**Written task**
Exclude the pictures and return every line exactly as written.

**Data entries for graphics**
------------------------------------

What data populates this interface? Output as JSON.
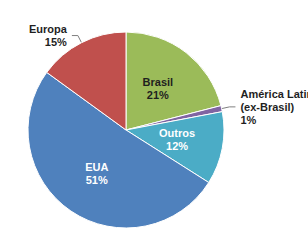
{
  "chart_data": {
    "type": "pie",
    "categories": [
      "Brasil",
      "América Latina (ex-Brasil)",
      "Outros",
      "EUA",
      "Europa"
    ],
    "values": [
      21,
      1,
      12,
      51,
      15
    ],
    "value_labels": [
      "21%",
      "1%",
      "12%",
      "51%",
      "15%"
    ],
    "colors": [
      "#9bbb59",
      "#8064a2",
      "#4bacc6",
      "#4f81bd",
      "#c0504d"
    ],
    "data_labels": true
  }
}
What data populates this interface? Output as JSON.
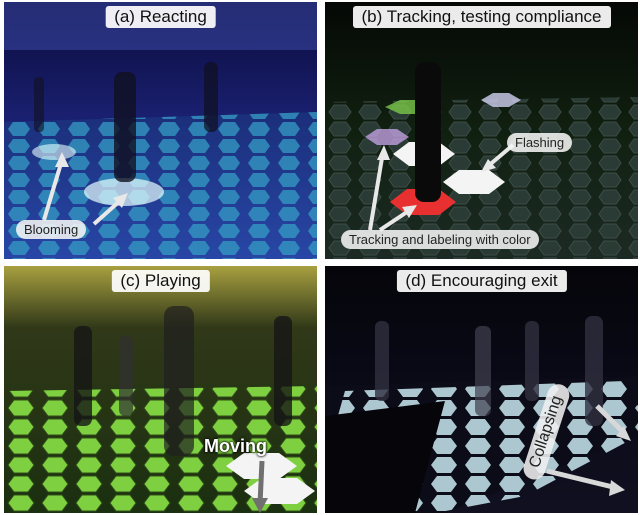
{
  "panels": {
    "a": {
      "caption": "(a) Reacting",
      "labels": {
        "blooming": "Blooming"
      }
    },
    "b": {
      "caption": "(b) Tracking, testing compliance",
      "labels": {
        "flashing": "Flashing",
        "tracking": "Tracking and labeling with color"
      }
    },
    "c": {
      "caption": "(c) Playing",
      "labels": {
        "moving": "Moving"
      }
    },
    "d": {
      "caption": "(d) Encouraging exit",
      "labels": {
        "collapsing": "Collapsing"
      }
    }
  },
  "colors": {
    "panel_a_floor": "#3aa0c8",
    "panel_b_red_tile": "#e83030",
    "panel_c_floor": "#6fcf3a",
    "panel_d_floor": "#c8e8f0",
    "arrow": "#e0e0e0"
  }
}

------------------------------------

**Written answer**
What data populates this interface? Output as JSON.
{
  "chart_data": {
    "type": "pie",
    "categories": [
      "Brasil",
      "América Latina (ex-Brasil)",
      "Outros",
      "EUA",
      "Europa"
    ],
    "values": [
      21,
      1,
      12,
      51,
      15
    ],
    "value_labels": [
      "21%",
      "1%",
      "12%",
      "51%",
      "15%"
    ],
    "colors": [
      "#9bbb59",
      "#8064a2",
      "#4bacc6",
      "#4f81bd",
      "#c0504d"
    ],
    "data_labels": true
  }
}
What data populates this interface? Output as JSON.
{
  "panels": {
    "a": {
      "caption": "(a) Reacting",
      "labels": {
        "blooming": "Blooming"
      }
    },
    "b": {
      "caption": "(b) Tracking, testing compliance",
      "labels": {
        "flashing": "Flashing",
        "tracking": "Tracking and labeling with color"
      }
    },
    "c": {
      "caption": "(c) Playing",
      "labels": {
        "moving": "Moving"
      }
    },
    "d": {
      "caption": "(d) Encouraging exit",
      "labels": {
        "collapsing": "Collapsing"
      }
    }
  },
  "colors": {
    "panel_a_floor": "#3aa0c8",
    "panel_b_red_tile": "#e83030",
    "panel_c_floor": "#6fcf3a",
    "panel_d_floor": "#c8e8f0",
    "arrow": "#e0e0e0"
  }
}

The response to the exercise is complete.